Reproduce the entries exactly.

□ □ □

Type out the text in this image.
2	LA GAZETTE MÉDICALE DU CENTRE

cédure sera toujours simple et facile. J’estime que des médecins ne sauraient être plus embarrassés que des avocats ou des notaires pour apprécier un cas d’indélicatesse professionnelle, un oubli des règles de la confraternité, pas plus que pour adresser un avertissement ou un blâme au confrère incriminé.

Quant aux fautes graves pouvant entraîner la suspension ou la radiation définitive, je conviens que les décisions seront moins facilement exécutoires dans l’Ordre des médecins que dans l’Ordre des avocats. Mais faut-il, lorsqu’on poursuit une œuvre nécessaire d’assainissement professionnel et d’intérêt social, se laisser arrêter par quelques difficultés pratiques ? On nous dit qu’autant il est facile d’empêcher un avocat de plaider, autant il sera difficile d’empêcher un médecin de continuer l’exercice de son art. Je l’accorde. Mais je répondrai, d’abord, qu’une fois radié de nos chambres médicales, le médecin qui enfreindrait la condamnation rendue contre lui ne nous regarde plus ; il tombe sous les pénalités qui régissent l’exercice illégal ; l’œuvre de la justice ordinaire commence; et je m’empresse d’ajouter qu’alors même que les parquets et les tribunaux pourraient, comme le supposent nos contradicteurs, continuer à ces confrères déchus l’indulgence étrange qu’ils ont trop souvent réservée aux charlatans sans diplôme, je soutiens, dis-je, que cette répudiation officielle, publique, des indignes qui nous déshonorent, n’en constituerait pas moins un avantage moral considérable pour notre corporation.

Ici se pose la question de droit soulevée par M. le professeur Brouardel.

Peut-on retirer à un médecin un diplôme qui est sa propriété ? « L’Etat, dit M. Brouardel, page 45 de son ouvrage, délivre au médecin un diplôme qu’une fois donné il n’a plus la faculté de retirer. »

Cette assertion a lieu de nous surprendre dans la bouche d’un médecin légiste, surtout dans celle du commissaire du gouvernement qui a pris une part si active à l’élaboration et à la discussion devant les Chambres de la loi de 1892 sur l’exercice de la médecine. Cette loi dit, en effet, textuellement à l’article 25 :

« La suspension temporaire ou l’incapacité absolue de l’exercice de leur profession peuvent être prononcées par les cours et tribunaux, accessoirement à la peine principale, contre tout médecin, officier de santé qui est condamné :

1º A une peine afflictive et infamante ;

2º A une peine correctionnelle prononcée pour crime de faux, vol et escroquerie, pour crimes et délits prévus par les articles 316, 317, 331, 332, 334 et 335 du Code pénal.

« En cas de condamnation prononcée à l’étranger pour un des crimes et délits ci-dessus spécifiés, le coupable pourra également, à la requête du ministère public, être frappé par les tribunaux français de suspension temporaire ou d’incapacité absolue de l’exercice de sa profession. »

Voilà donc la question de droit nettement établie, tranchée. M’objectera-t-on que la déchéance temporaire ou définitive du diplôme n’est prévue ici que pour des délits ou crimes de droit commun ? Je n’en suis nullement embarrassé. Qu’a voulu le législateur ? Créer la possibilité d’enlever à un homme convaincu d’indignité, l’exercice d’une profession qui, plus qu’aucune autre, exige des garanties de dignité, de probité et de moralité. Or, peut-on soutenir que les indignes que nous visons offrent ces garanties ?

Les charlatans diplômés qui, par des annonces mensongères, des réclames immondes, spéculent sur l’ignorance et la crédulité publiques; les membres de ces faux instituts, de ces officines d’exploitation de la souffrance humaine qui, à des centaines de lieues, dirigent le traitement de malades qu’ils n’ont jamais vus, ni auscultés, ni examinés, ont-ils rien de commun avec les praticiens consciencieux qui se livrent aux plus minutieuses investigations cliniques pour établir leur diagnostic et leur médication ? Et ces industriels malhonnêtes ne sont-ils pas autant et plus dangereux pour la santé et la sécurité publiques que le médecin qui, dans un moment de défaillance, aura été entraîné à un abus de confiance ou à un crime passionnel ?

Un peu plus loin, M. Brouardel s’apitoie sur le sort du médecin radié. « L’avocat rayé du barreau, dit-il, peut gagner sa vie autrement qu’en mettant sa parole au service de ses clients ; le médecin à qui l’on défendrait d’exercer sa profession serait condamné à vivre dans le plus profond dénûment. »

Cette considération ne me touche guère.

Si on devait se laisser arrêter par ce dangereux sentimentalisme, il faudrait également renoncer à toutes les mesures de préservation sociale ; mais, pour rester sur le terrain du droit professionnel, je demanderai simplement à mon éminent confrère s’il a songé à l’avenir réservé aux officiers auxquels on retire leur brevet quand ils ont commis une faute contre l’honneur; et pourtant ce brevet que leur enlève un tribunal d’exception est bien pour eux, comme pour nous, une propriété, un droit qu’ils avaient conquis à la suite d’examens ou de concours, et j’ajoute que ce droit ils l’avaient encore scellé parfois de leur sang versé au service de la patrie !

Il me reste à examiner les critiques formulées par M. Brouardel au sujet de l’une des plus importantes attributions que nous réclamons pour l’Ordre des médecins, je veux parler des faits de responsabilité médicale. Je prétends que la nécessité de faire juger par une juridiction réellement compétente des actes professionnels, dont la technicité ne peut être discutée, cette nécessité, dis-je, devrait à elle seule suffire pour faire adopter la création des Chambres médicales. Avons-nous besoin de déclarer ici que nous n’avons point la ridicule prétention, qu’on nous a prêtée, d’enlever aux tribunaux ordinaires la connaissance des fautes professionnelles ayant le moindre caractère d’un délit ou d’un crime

□ □ □

Exercise result:
Type out the text in this image.
2	LA GAZETTE MÉDICALE DU CENTRE

cédure sera toujours simple et facile. J’estime que des médecins ne sauraient être plus embarrassés que des avocats ou des notaires pour apprécier un cas d’indélicatesse professionnelle, un oubli des règles de la confraternité, pas plus que pour adresser un avertissement ou un blâme au confrère incriminé.

Quant aux fautes graves pouvant entraîner la suspension ou la radiation définitive, je conviens que les décisions seront moins facilement exécutoires dans l’Ordre des médecins que dans l’Ordre des avocats. Mais faut-il, lorsqu’on poursuit une œuvre nécessaire d’assainissement professionnel et d’intérêt social, se laisser arrêter par quelques difficultés pratiques ? On nous dit qu’autant il est facile d’empêcher un avocat de plaider, autant il sera difficile d’empêcher un médecin de continuer l’exercice de son art. Je l’accorde. Mais je répondrai, d’abord, qu’une fois radié de nos chambres médicales, le médecin qui enfreindrait la condamnation rendue contre lui ne nous regarde plus ; il tombe sous les pénalités qui régissent l’exercice illégal ; l’œuvre de la justice ordinaire commence; et je m’empresse d’ajouter qu’alors même que les parquets et les tribunaux pourraient, comme le supposent nos contradicteurs, continuer à ces confrères déchus l’indulgence étrange qu’ils ont trop souvent réservée aux charlatans sans diplôme, je soutiens, dis-je, que cette répudiation officielle, publique, des indignes qui nous déshonorent, n’en constituerait pas moins un avantage moral considérable pour notre corporation.

Ici se pose la question de droit soulevée par M. le professeur Brouardel.

Peut-on retirer à un médecin un diplôme qui est sa propriété ? « L’Etat, dit M. Brouardel, page 45 de son ouvrage, délivre au médecin un diplôme qu’une fois donné il n’a plus la faculté de retirer. »

Cette assertion a lieu de nous surprendre dans la bouche d’un médecin légiste, surtout dans celle du commissaire du gouvernement qui a pris une part si active à l’élaboration et à la discussion devant les Chambres de la loi de 1892 sur l’exercice de la médecine. Cette loi dit, en effet, textuellement à l’article 25 :

« La suspension temporaire ou l’incapacité absolue de l’exercice de leur profession peuvent être prononcées par les cours et tribunaux, accessoirement à la peine principale, contre tout médecin, officier de santé qui est condamné :

1º A une peine afflictive et infamante ;

2º A une peine correctionnelle prononcée pour crime de faux, vol et escroquerie, pour crimes et délits prévus par les articles 316, 317, 331, 332, 334 et 335 du Code pénal.

« En cas de condamnation prononcée à l’étranger pour un des crimes et délits ci-dessus spécifiés, le coupable pourra également, à la requête du ministère public, être frappé par les tribunaux français de suspension temporaire ou d’incapacité absolue de l’exercice de sa profession. »

Voilà donc la question de droit nettement établie, tranchée. M’objectera-t-on que la déchéance temporaire ou définitive du diplôme n’est prévue ici que pour des délits ou crimes de droit commun ? Je n’en suis nullement embarrassé. Qu’a voulu le législateur ? Créer la possibilité d’enlever à un homme convaincu d’indignité, l’exercice d’une profession qui, plus qu’aucune autre, exige des garanties de dignité, de probité et de moralité. Or, peut-on soutenir que les indignes que nous visons offrent ces garanties ?

Les charlatans diplômés qui, par des annonces mensongères, des réclames immondes, spéculent sur l’ignorance et la crédulité publiques; les membres de ces faux instituts, de ces officines d’exploitation de la souffrance humaine qui, à des centaines de lieues, dirigent le traitement de malades qu’ils n’ont jamais vus, ni auscultés, ni examinés, ont-ils rien de commun avec les praticiens consciencieux qui se livrent aux plus minutieuses investigations cliniques pour établir leur diagnostic et leur médication ? Et ces industriels malhonnêtes ne sont-ils pas autant et plus dangereux pour la santé et la sécurité publiques que le médecin qui, dans un moment de défaillance, aura été entraîné à un abus de confiance ou à un crime passionnel ?

Un peu plus loin, M. Brouardel s’apitoie sur le sort du médecin radié. « L’avocat rayé du barreau, dit-il, peut gagner sa vie autrement qu’en mettant sa parole au service de ses clients ; le médecin à qui l’on défendrait d’exercer sa profession serait condamné à vivre dans le plus profond dénûment. »

Cette considération ne me touche guère.

Si on devait se laisser arrêter par ce dangereux sentimentalisme, il faudrait également renoncer à toutes les mesures de préservation sociale ; mais, pour rester sur le terrain du droit professionnel, je demanderai simplement à mon éminent confrère s’il a songé à l’avenir réservé aux officiers auxquels on retire leur brevet quand ils ont commis une faute contre l’honneur; et pourtant ce brevet que leur enlève un tribunal d’exception est bien pour eux, comme pour nous, une propriété, un droit qu’ils avaient conquis à la suite d’examens ou de concours, et j’ajoute que ce droit ils l’avaient encore scellé parfois de leur sang versé au service de la patrie !

Il me reste à examiner les critiques formulées par M. Brouardel au sujet de l’une des plus importantes attributions que nous réclamons pour l’Ordre des médecins, je veux parler des faits de responsabilité médicale. Je prétends que la nécessité de faire juger par une juridiction réellement compétente des actes professionnels, dont la technicité ne peut être discutée, cette nécessité, dis-je, devrait à elle seule suffire pour faire adopter la création des Chambres médicales. Avons-nous besoin de déclarer ici que nous n’avons point la ridicule prétention, qu’on nous a prêtée, d’enlever aux tribunaux ordinaires la connaissance des fautes professionnelles ayant le moindre caractère d’un délit ou d’un crime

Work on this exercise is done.